INPUT FOR THIS TASK –

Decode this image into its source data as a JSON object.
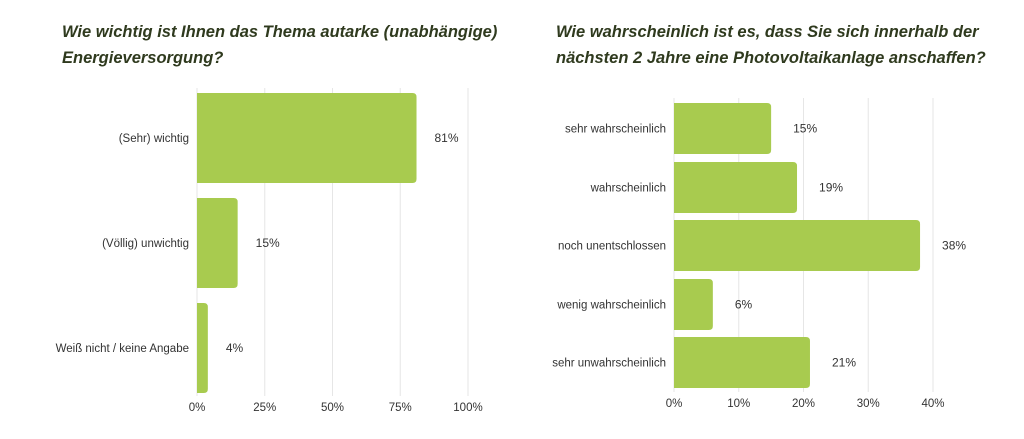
{
  "colors": {
    "bar": "#a8cb4f",
    "grid": "#e6e6e6",
    "title": "#2f3a1e",
    "text": "#333333"
  },
  "chart_data": [
    {
      "type": "bar",
      "orientation": "horizontal",
      "title": "Wie wichtig ist Ihnen das Thema autarke (unabhängige) Energieversorgung?",
      "categories": [
        "(Sehr) wichtig",
        "(Völlig) unwichtig",
        "Weiß nicht / keine Angabe"
      ],
      "values": [
        81,
        15,
        4
      ],
      "value_labels": [
        "81%",
        "15%",
        "4%"
      ],
      "xlim": [
        0,
        100
      ],
      "xticks": [
        0,
        25,
        50,
        75,
        100
      ],
      "xtick_labels": [
        "0%",
        "25%",
        "50%",
        "75%",
        "100%"
      ],
      "grid": true,
      "xlabel": "",
      "ylabel": ""
    },
    {
      "type": "bar",
      "orientation": "horizontal",
      "title": "Wie wahrscheinlich ist es, dass Sie sich innerhalb der nächsten 2 Jahre eine Photovoltaikanlage anschaffen?",
      "categories": [
        "sehr wahrscheinlich",
        "wahrscheinlich",
        "noch unentschlossen",
        "wenig wahrscheinlich",
        "sehr unwahrscheinlich"
      ],
      "values": [
        15,
        19,
        38,
        6,
        21
      ],
      "value_labels": [
        "15%",
        "19%",
        "38%",
        "6%",
        "21%"
      ],
      "xlim": [
        0,
        40
      ],
      "xticks": [
        0,
        10,
        20,
        30,
        40
      ],
      "xtick_labels": [
        "0%",
        "10%",
        "20%",
        "30%",
        "40%"
      ],
      "grid": true,
      "xlabel": "",
      "ylabel": ""
    }
  ]
}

WORK TO BE COMPLETED –
Locate each line with the word "title" and copy it.

SOLUTION FOR THIS EXERCISE –
    "title": "#2f3a1e",
      "title": "Wie wichtig ist Ihnen das Thema autarke (unabhängige) Energieversorgung?",
      "title": "Wie wahrscheinlich ist es, dass Sie sich innerhalb der nächsten 2 Jahre eine Photovoltaikanlage anschaffen?",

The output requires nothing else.